PROBLEM REQUIREMENTS:
Type the records out again in full, exactly.

Items listed in a dataset:

◇ ◇ ◇ ◇ ◇

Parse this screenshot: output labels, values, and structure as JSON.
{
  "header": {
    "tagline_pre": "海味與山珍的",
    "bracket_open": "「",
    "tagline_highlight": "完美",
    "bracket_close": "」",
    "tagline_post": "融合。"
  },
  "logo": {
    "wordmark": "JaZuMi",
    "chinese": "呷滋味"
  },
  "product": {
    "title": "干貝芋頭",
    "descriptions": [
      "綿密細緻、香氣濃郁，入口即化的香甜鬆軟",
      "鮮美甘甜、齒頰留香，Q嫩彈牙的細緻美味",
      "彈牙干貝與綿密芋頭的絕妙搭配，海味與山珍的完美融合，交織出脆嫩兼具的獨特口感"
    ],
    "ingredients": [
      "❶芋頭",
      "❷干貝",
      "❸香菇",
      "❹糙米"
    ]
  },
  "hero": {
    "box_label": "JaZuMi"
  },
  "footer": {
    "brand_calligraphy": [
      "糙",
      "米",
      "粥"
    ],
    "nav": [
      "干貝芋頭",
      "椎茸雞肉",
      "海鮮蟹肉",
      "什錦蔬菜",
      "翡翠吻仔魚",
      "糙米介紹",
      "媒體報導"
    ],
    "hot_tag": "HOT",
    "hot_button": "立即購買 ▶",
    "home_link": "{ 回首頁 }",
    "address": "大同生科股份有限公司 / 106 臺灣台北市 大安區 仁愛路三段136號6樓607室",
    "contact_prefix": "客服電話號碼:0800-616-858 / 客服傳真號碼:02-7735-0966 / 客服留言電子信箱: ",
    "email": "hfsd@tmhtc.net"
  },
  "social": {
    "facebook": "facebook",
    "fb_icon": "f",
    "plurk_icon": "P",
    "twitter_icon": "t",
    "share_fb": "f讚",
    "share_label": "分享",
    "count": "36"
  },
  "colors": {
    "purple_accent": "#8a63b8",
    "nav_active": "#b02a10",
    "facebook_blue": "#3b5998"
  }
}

◇ ◇ ◇ ◇ ◇

RESPONSE TO THE TASK:
Parse this screenshot: output labels, values, and structure as JSON.
{
  "header": {
    "tagline_pre": "海味與山珍的",
    "bracket_open": "「",
    "tagline_highlight": "完美",
    "bracket_close": "」",
    "tagline_post": "融合。"
  },
  "logo": {
    "wordmark": "JaZuMi",
    "chinese": "呷滋味"
  },
  "product": {
    "title": "干貝芋頭",
    "descriptions": [
      "綿密細緻、香氣濃郁，入口即化的香甜鬆軟",
      "鮮美甘甜、齒頰留香，Q嫩彈牙的細緻美味",
      "彈牙干貝與綿密芋頭的絕妙搭配，海味與山珍的完美融合，交織出脆嫩兼具的獨特口感"
    ],
    "ingredients": [
      "❶芋頭",
      "❷干貝",
      "❸香菇",
      "❹糙米"
    ]
  },
  "hero": {
    "box_label": "JaZuMi"
  },
  "footer": {
    "brand_calligraphy": [
      "糙",
      "米",
      "粥"
    ],
    "nav": [
      "干貝芋頭",
      "椎茸雞肉",
      "海鮮蟹肉",
      "什錦蔬菜",
      "翡翠吻仔魚",
      "糙米介紹",
      "媒體報導"
    ],
    "hot_tag": "HOT",
    "hot_button": "立即購買 ▶",
    "home_link": "{ 回首頁 }",
    "address": "大同生科股份有限公司 / 106 臺灣台北市 大安區 仁愛路三段136號6樓607室",
    "contact_prefix": "客服電話號碼:0800-616-858 / 客服傳真號碼:02-7735-0966 / 客服留言電子信箱: ",
    "email": "hfsd@tmhtc.net"
  },
  "social": {
    "facebook": "facebook",
    "fb_icon": "f",
    "plurk_icon": "P",
    "twitter_icon": "t",
    "share_fb": "f讚",
    "share_label": "分享",
    "count": "36"
  },
  "colors": {
    "purple_accent": "#8a63b8",
    "nav_active": "#b02a10",
    "facebook_blue": "#3b5998"
  }
}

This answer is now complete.